Copy out everything in the material from the line containing "line-point: [833, 252, 847, 266]" down to the line containing "bar: [257, 192, 265, 435]", including both of those lines, reproducing each one without any change.
** START OF TASK DATA **
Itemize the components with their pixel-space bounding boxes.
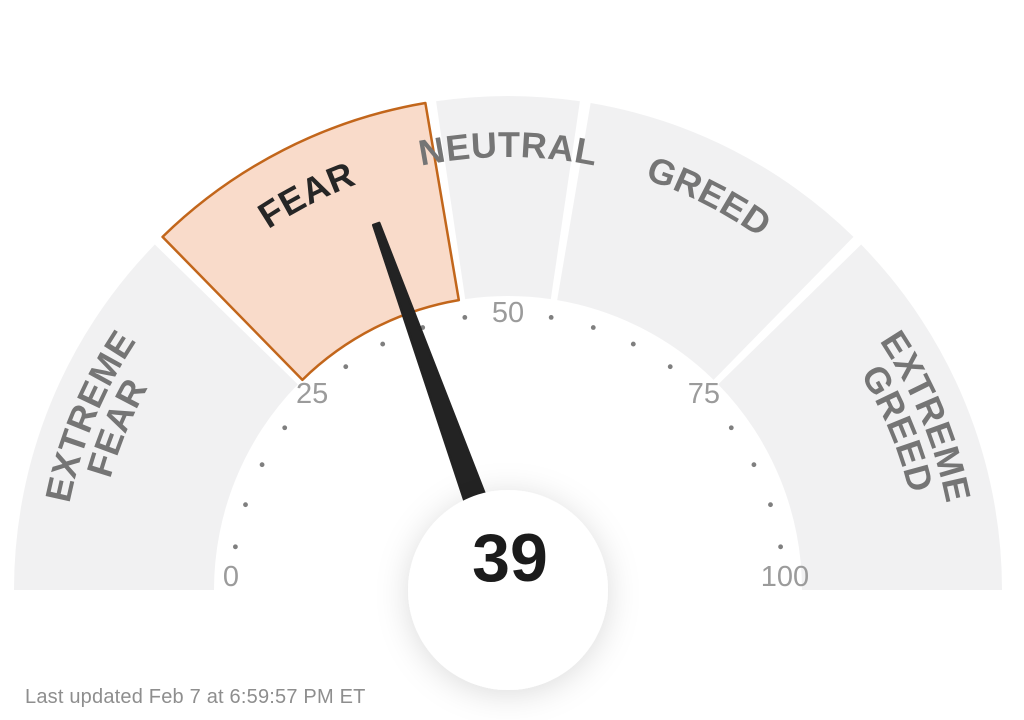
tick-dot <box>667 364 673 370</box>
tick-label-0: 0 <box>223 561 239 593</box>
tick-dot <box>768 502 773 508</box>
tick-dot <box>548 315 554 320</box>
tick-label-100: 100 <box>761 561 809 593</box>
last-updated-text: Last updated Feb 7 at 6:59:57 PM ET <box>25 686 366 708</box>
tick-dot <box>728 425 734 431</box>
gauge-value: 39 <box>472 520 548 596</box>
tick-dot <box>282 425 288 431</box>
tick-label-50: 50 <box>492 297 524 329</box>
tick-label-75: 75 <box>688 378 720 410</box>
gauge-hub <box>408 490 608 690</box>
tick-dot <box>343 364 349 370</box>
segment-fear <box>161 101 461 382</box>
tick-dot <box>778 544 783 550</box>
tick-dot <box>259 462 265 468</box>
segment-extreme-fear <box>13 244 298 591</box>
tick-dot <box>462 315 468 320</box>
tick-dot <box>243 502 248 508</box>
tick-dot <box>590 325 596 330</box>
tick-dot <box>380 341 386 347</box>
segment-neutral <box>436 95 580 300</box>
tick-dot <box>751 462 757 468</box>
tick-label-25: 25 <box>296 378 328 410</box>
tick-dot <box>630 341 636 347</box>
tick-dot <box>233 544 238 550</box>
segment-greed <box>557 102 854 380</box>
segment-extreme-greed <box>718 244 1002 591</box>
** END OF TASK DATA **
** START OF TASK DATA **
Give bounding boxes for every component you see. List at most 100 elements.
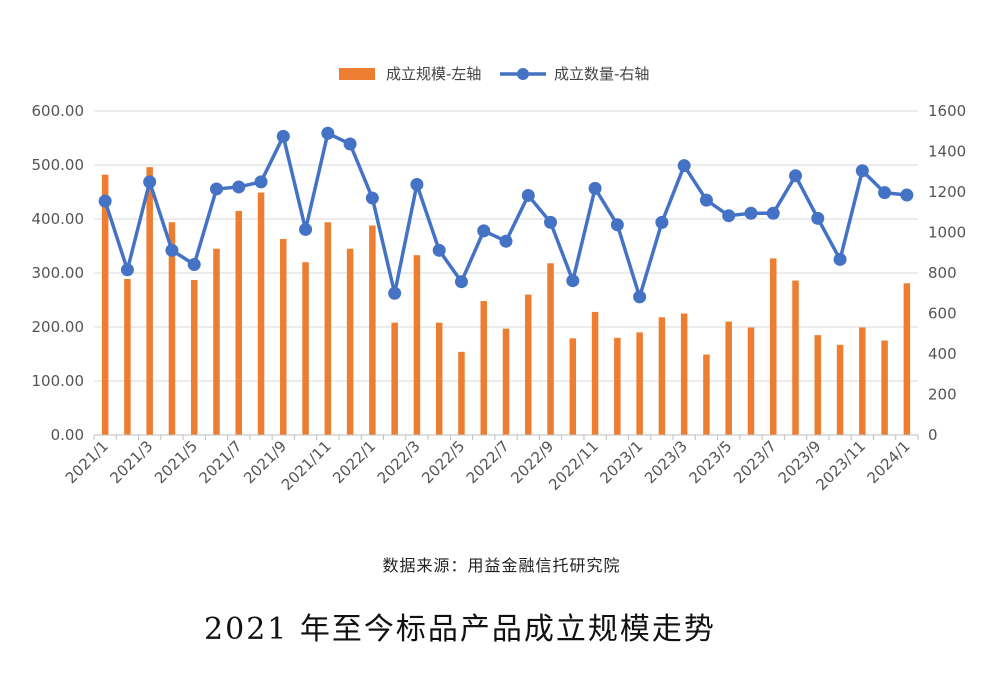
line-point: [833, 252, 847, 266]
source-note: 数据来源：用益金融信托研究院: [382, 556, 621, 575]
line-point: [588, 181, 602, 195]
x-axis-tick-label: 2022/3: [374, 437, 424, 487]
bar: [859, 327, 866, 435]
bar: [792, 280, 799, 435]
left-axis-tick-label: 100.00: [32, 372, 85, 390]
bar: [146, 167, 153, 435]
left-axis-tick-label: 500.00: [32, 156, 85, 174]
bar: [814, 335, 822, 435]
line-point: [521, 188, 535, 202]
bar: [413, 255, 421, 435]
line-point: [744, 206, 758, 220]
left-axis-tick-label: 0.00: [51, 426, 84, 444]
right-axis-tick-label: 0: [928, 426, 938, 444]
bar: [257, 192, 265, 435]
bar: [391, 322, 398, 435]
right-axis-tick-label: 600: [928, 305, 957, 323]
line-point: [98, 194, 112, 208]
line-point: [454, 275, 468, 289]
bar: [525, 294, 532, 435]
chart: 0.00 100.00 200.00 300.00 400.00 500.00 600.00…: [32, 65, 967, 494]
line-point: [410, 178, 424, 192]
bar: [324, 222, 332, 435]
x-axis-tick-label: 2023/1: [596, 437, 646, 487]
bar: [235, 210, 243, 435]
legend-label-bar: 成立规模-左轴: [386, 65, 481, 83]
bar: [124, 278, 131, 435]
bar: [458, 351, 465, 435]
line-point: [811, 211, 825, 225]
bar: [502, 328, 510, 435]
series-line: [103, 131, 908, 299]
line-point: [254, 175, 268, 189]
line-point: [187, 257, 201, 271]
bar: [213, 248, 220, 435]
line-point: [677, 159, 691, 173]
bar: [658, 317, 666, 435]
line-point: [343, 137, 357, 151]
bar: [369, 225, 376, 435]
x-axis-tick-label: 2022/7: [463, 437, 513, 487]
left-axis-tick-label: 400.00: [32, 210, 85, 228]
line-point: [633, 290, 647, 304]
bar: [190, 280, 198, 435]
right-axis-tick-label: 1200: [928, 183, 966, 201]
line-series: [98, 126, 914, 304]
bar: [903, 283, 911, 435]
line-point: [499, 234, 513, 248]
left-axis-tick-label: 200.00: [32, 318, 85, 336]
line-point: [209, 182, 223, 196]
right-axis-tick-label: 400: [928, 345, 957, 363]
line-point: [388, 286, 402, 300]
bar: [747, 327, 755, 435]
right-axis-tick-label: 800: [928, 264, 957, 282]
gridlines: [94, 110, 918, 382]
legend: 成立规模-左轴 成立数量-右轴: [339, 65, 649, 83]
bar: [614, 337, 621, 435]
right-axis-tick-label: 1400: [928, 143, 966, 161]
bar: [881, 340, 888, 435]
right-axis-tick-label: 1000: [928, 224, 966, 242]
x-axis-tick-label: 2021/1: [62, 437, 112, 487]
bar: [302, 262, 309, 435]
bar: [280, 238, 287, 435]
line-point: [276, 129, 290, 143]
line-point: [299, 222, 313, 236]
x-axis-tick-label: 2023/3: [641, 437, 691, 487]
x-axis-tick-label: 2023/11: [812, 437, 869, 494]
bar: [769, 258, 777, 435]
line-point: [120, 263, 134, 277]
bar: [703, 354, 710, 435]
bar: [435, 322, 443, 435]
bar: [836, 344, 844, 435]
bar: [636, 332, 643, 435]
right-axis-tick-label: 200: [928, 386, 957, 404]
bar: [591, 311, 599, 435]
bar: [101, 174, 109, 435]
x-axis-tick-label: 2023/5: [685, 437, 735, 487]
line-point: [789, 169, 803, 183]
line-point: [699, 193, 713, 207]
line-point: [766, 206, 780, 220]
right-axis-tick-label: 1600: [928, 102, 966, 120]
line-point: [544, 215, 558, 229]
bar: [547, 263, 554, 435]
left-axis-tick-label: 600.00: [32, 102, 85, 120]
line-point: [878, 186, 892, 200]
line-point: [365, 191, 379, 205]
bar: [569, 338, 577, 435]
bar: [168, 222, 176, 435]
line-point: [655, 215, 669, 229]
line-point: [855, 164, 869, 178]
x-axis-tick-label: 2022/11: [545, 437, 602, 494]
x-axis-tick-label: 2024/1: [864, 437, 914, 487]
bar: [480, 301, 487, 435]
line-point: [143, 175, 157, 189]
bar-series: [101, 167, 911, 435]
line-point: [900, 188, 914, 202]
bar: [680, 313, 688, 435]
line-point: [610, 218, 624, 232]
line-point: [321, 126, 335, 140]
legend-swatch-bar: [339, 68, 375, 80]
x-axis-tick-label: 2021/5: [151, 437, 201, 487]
** END OF TASK DATA **
**ANSWER FOR THIS EXERCISE**
line-point: [833, 252, 847, 266]
source-note: 数据来源：用益金融信托研究院: [382, 556, 621, 575]
line-point: [588, 181, 602, 195]
x-axis-tick-label: 2022/3: [374, 437, 424, 487]
bar: [859, 327, 866, 435]
bar: [792, 280, 799, 435]
left-axis-tick-label: 100.00: [32, 372, 85, 390]
bar: [146, 167, 153, 435]
left-axis-tick-label: 500.00: [32, 156, 85, 174]
bar: [814, 335, 822, 435]
line-point: [521, 188, 535, 202]
bar: [413, 255, 421, 435]
line-point: [744, 206, 758, 220]
left-axis-tick-label: 0.00: [51, 426, 84, 444]
right-axis-tick-label: 0: [928, 426, 938, 444]
bar: [257, 192, 265, 435]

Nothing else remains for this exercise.